▸ Job
Write out the whole listing again, exactly.

Dataset items:
=======
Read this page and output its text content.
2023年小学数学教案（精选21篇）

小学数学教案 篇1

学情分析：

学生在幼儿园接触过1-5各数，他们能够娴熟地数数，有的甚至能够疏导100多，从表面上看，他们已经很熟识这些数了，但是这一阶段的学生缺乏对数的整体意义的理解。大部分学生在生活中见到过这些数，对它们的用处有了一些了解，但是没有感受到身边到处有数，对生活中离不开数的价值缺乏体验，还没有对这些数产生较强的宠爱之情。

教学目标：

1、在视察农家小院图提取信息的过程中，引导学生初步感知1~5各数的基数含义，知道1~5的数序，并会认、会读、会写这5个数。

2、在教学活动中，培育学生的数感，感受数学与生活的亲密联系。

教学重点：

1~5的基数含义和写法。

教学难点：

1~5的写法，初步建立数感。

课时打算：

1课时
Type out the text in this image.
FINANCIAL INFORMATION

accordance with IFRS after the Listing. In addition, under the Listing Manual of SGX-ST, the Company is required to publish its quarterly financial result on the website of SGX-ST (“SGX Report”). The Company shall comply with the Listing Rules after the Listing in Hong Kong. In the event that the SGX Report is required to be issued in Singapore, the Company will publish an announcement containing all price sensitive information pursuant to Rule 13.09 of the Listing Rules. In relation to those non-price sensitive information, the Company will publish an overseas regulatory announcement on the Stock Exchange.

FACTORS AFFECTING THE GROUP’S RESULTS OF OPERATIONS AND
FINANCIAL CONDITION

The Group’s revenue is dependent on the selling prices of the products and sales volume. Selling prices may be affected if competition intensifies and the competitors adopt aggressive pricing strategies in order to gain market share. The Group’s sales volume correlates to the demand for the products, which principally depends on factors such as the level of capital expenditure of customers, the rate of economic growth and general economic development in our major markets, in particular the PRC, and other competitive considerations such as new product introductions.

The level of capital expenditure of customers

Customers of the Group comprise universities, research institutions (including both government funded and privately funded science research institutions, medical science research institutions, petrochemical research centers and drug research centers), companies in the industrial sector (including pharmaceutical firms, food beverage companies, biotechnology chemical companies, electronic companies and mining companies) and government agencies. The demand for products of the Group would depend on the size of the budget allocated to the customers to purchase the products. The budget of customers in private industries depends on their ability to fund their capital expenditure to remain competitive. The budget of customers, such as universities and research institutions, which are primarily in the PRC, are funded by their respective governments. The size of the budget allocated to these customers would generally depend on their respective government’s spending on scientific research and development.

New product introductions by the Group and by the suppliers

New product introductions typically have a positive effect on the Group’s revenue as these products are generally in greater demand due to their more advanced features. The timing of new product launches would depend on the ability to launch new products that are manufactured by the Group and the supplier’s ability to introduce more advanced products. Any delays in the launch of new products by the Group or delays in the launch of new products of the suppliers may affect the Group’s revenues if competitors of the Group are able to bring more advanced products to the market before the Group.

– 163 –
=======
▸ Result
Read this page and output its text content.
2023年小学数学教案（精选21篇）

小学数学教案 篇1

学情分析：

学生在幼儿园接触过1-5各数，他们能够娴熟地数数，有的甚至能够疏导100多，从表面上看，他们已经很熟识这些数了，但是这一阶段的学生缺乏对数的整体意义的理解。大部分学生在生活中见到过这些数，对它们的用处有了一些了解，但是没有感受到身边到处有数，对生活中离不开数的价值缺乏体验，还没有对这些数产生较强的宠爱之情。

教学目标：

1、在视察农家小院图提取信息的过程中，引导学生初步感知1~5各数的基数含义，知道1~5的数序，并会认、会读、会写这5个数。

2、在教学活动中，培育学生的数感，感受数学与生活的亲密联系。

教学重点：

1~5的基数含义和写法。

教学难点：

1~5的写法，初步建立数感。

课时打算：

1课时
Type out the text in this image.
FINANCIAL INFORMATION

accordance with IFRS after the Listing. In addition, under the Listing Manual of SGX-ST, the Company is required to publish its quarterly financial result on the website of SGX-ST (“SGX Report”). The Company shall comply with the Listing Rules after the Listing in Hong Kong. In the event that the SGX Report is required to be issued in Singapore, the Company will publish an announcement containing all price sensitive information pursuant to Rule 13.09 of the Listing Rules. In relation to those non-price sensitive information, the Company will publish an overseas regulatory announcement on the Stock Exchange.

FACTORS AFFECTING THE GROUP’S RESULTS OF OPERATIONS AND
FINANCIAL CONDITION

The Group’s revenue is dependent on the selling prices of the products and sales volume. Selling prices may be affected if competition intensifies and the competitors adopt aggressive pricing strategies in order to gain market share. The Group’s sales volume correlates to the demand for the products, which principally depends on factors such as the level of capital expenditure of customers, the rate of economic growth and general economic development in our major markets, in particular the PRC, and other competitive considerations such as new product introductions.

The level of capital expenditure of customers

Customers of the Group comprise universities, research institutions (including both government funded and privately funded science research institutions, medical science research institutions, petrochemical research centers and drug research centers), companies in the industrial sector (including pharmaceutical firms, food beverage companies, biotechnology chemical companies, electronic companies and mining companies) and government agencies. The demand for products of the Group would depend on the size of the budget allocated to the customers to purchase the products. The budget of customers in private industries depends on their ability to fund their capital expenditure to remain competitive. The budget of customers, such as universities and research institutions, which are primarily in the PRC, are funded by their respective governments. The size of the budget allocated to these customers would generally depend on their respective government’s spending on scientific research and development.

New product introductions by the Group and by the suppliers

New product introductions typically have a positive effect on the Group’s revenue as these products are generally in greater demand due to their more advanced features. The timing of new product launches would depend on the ability to launch new products that are manufactured by the Group and the supplier’s ability to introduce more advanced products. Any delays in the launch of new products by the Group or delays in the launch of new products of the suppliers may affect the Group’s revenues if competitors of the Group are able to bring more advanced products to the market before the Group.

– 163 –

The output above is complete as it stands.